◆ WHAT THE TASK ASKS
Copy out all lines of the records in which the word "values" appears.
━━━ DATASET
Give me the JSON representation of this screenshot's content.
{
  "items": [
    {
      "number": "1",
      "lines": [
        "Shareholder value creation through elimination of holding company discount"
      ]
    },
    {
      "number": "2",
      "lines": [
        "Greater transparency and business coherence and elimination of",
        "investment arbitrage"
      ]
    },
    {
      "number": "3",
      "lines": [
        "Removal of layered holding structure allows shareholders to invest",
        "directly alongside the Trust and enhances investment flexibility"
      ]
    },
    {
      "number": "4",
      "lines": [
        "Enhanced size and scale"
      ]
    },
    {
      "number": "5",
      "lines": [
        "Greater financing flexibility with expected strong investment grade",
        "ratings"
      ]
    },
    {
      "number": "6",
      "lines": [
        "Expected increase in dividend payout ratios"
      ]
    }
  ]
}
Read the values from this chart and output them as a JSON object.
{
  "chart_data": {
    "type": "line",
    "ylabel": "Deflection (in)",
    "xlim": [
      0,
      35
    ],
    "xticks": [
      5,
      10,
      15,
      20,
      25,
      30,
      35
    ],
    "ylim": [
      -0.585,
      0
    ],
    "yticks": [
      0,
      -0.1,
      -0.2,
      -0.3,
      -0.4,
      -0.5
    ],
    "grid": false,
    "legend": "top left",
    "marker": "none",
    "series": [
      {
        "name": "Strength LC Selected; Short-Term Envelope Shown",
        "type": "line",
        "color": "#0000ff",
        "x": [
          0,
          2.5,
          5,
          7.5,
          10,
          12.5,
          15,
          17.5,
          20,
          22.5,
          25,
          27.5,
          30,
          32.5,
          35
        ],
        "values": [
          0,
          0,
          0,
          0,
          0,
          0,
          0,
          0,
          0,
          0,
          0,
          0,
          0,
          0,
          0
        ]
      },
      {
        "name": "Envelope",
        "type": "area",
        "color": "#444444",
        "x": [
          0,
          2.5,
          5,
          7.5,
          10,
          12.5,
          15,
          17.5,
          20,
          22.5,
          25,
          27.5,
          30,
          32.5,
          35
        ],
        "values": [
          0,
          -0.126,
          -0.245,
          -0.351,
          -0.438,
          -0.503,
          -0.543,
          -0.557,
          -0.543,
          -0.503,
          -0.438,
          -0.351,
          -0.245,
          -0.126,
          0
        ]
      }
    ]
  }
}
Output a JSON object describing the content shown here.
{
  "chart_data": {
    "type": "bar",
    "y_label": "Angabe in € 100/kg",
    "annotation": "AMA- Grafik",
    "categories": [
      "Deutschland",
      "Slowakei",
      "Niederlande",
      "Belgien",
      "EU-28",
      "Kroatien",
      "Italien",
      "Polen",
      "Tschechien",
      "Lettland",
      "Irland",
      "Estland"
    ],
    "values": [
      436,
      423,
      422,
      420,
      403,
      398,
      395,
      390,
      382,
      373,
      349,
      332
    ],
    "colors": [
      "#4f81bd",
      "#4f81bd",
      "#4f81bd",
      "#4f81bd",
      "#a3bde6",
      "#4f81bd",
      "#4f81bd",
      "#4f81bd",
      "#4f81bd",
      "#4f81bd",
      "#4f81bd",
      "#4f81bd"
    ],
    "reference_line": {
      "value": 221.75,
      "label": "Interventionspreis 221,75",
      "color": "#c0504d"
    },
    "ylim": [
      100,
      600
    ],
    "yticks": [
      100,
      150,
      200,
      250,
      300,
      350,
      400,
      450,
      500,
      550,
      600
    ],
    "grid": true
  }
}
━━━━━━
◆ FINISHED ANSWER
Read the values from this chart and output them as a JSON object.
        "values": [
        "values": [
    "values": [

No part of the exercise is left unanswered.